[START OF STORED DATA]

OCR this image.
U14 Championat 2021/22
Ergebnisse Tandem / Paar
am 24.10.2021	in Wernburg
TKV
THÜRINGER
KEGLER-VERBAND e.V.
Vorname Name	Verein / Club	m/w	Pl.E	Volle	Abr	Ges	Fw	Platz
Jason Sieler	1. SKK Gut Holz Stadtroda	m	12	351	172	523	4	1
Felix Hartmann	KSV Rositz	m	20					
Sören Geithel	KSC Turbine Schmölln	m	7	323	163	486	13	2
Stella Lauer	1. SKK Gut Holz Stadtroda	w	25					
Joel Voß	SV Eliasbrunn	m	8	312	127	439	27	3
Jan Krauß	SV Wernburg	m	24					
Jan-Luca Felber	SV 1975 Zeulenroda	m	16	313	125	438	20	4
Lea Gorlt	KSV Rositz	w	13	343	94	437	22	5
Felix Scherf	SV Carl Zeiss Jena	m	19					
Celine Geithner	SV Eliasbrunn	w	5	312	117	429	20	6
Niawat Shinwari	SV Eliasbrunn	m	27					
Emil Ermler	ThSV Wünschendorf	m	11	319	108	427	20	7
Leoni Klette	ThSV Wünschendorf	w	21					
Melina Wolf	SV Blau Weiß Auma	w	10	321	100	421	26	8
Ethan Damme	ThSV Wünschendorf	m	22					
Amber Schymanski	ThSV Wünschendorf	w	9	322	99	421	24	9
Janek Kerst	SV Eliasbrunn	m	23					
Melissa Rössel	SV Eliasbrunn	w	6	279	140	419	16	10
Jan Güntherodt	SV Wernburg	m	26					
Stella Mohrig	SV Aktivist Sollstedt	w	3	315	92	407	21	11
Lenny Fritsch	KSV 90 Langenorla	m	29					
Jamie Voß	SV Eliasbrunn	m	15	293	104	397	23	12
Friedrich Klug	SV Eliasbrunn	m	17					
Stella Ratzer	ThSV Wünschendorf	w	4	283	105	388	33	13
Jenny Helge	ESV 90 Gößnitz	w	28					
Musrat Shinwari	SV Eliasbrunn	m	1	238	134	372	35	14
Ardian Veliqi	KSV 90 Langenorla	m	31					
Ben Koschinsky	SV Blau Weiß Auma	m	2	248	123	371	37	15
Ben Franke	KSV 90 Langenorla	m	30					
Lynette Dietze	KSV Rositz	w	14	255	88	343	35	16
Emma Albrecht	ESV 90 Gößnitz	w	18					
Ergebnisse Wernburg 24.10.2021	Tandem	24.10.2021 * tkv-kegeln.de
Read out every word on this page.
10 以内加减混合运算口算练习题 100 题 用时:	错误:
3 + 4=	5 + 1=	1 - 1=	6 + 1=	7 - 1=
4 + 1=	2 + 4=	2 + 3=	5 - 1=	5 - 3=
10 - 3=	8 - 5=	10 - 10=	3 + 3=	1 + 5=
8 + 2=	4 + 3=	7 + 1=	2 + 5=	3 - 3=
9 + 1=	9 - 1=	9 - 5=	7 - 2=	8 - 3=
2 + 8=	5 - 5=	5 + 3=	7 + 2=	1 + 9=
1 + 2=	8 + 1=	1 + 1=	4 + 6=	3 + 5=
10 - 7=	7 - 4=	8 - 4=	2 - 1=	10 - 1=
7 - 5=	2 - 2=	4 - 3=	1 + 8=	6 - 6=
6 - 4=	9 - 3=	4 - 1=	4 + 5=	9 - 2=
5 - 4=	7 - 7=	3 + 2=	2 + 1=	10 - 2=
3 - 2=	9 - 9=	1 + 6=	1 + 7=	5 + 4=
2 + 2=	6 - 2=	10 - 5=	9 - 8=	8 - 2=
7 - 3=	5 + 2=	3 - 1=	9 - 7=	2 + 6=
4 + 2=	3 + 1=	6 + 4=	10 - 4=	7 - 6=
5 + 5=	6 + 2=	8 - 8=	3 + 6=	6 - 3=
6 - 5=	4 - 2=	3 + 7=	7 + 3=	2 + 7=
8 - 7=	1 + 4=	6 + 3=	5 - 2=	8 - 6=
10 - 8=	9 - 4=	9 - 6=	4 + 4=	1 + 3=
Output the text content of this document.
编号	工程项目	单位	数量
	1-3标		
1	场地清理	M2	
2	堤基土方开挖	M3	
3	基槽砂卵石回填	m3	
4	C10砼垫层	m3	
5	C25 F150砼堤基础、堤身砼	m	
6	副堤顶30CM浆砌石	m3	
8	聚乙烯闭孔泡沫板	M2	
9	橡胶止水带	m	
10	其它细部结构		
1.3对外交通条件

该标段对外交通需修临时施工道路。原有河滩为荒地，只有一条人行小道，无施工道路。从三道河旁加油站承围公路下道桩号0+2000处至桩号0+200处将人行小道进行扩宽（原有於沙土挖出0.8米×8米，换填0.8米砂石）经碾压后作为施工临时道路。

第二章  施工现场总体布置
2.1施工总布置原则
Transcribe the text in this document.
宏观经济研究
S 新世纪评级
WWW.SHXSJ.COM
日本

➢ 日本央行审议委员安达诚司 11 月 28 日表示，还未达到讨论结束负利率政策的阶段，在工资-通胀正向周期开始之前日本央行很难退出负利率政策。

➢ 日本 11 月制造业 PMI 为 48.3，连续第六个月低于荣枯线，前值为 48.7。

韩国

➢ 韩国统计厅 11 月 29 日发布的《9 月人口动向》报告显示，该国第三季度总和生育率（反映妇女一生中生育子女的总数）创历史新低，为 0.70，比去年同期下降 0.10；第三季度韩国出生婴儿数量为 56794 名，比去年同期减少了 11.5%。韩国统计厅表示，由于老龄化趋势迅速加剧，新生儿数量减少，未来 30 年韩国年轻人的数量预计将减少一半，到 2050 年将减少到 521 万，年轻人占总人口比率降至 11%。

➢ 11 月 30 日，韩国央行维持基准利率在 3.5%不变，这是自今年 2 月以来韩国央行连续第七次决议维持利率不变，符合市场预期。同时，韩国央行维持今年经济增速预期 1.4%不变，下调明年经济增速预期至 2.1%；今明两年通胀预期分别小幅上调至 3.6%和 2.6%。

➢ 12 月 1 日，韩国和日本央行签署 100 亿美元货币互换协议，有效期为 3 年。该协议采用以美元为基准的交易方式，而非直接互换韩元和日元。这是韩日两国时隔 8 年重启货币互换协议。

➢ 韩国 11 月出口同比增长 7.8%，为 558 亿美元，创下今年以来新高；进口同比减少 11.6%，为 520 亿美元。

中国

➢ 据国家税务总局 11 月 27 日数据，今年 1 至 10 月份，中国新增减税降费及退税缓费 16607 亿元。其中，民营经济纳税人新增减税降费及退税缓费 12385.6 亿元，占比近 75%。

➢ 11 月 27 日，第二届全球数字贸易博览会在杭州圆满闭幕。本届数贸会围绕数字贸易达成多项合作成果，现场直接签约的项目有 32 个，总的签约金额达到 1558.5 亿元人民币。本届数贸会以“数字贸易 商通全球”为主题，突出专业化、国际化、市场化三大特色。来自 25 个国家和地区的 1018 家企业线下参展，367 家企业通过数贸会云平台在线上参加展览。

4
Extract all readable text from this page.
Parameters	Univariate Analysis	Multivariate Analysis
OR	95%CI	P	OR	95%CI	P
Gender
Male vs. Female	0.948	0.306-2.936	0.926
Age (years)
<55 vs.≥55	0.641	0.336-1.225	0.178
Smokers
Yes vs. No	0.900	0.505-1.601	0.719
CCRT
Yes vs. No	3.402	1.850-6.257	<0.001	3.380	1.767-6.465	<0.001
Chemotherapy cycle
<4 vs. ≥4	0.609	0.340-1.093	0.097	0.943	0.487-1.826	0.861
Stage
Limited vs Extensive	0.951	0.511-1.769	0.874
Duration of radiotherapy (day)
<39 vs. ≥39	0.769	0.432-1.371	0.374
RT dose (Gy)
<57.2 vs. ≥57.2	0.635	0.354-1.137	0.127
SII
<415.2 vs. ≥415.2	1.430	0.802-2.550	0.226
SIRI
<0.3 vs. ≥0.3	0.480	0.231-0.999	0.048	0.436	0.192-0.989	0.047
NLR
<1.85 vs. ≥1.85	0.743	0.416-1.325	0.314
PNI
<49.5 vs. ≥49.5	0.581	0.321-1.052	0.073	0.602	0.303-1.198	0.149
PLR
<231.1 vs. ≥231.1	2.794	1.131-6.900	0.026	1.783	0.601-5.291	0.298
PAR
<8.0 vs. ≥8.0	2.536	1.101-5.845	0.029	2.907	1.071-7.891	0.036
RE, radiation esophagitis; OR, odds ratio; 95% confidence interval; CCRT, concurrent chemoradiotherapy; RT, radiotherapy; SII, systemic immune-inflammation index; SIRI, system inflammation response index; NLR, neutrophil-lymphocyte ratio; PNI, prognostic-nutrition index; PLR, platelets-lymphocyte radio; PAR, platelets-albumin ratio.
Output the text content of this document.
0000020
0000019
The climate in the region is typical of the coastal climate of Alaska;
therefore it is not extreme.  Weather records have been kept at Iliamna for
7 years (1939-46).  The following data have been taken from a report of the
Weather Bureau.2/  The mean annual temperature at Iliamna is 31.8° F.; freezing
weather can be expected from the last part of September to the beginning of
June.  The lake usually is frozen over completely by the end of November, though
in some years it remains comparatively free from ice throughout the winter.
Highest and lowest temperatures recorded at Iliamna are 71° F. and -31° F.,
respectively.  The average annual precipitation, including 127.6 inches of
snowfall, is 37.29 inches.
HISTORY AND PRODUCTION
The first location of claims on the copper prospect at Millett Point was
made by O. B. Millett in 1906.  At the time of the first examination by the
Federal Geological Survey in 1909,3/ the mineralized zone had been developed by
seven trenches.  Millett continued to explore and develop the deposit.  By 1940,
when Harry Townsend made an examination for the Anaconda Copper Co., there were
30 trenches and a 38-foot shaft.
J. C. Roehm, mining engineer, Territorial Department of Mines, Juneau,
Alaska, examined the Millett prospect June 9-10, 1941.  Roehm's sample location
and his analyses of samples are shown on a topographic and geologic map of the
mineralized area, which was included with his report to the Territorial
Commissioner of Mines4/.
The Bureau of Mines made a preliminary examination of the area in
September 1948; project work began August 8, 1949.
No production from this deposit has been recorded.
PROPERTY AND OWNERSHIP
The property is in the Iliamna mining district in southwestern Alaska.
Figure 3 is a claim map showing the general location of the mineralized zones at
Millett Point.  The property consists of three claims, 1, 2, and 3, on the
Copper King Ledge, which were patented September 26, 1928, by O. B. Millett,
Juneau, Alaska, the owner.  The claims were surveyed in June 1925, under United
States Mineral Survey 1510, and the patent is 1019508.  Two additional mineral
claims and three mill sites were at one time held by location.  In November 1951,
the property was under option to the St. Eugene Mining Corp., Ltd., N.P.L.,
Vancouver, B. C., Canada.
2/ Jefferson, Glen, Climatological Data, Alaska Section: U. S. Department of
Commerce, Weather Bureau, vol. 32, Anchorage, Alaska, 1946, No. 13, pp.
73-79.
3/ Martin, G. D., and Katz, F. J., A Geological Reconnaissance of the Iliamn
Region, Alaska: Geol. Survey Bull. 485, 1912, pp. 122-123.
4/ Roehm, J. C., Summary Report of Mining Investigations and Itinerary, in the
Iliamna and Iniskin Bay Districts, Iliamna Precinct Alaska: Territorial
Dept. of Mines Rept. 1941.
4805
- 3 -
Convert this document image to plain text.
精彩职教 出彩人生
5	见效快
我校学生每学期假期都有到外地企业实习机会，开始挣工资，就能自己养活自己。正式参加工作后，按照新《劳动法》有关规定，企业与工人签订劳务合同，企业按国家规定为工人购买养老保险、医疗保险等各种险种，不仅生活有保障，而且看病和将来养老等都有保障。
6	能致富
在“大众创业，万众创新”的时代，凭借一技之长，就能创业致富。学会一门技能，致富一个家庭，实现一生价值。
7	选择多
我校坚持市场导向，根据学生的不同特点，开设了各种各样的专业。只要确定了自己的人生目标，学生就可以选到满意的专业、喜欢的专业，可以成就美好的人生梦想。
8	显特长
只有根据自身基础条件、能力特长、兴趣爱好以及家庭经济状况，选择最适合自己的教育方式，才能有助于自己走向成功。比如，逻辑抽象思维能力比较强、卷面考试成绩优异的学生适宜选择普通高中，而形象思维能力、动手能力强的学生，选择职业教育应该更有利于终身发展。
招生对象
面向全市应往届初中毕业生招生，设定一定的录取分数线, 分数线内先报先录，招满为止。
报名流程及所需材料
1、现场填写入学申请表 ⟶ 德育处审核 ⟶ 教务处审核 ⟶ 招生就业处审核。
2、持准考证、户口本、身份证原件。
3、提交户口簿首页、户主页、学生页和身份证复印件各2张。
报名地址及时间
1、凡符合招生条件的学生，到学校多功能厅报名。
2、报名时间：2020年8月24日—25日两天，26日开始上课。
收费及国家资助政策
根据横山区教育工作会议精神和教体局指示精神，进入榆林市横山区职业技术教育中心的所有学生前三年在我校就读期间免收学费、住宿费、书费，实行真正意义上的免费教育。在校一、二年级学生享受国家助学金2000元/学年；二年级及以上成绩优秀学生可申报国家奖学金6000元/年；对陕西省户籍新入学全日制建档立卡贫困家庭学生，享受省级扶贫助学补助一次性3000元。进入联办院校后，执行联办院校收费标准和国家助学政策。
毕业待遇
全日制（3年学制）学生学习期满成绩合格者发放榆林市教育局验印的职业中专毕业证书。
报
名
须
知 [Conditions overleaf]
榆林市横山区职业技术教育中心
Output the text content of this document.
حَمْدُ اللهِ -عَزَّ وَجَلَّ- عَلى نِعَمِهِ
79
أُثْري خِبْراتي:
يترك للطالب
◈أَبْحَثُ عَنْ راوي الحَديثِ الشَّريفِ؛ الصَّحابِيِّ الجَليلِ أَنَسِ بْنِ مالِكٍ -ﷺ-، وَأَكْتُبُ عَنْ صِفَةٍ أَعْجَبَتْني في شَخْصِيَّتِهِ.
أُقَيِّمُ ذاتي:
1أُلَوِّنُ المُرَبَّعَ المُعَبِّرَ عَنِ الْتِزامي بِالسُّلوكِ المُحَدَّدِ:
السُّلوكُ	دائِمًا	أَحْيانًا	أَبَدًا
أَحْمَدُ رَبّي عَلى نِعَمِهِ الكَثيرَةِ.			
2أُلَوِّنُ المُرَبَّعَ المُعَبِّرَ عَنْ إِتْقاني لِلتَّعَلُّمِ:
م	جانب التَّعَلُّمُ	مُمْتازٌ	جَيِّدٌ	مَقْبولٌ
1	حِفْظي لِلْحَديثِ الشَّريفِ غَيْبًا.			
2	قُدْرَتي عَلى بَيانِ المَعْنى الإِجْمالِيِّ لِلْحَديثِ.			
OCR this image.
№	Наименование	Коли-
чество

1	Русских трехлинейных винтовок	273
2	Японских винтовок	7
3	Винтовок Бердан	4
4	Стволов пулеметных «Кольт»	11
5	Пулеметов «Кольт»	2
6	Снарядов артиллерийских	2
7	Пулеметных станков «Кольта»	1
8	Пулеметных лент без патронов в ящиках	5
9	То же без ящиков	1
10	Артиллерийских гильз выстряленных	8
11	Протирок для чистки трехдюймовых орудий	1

[END OF STORED DATA]

_THE PROBLEM:_ Using the material above, gather every line that includes "annual".

_RESULT OF THIS EXERCISE:_
Weather Bureau.2/  The mean annual temperature at Iliamna is 31.8° F.; freezing
respectively.  The average annual precipitation, including 127.6 inches of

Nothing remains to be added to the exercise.